Look through the material below. Copy each line that contains the string "Automatic".

[start GIVEN DATA]

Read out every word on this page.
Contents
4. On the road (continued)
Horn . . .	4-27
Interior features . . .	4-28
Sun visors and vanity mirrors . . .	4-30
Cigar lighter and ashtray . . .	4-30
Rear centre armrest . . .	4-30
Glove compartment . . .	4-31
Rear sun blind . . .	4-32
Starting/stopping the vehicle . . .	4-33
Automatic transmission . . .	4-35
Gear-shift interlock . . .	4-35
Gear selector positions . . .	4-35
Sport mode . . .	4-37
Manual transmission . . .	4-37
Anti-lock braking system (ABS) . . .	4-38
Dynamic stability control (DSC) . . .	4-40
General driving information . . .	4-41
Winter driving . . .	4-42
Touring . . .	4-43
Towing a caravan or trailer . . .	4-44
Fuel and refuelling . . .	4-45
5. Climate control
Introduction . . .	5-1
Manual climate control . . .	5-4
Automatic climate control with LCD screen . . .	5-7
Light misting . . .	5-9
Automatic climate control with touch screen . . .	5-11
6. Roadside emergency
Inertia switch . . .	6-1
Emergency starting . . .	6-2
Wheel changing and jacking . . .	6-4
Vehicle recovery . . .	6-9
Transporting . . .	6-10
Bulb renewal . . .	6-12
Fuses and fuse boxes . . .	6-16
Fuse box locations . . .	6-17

[end GIVEN DATA]

# ANSWER TO THE TASK
Automatic transmission . . .	4-35
Automatic climate control with LCD screen . . .	5-7
Automatic climate control with touch screen . . .	5-11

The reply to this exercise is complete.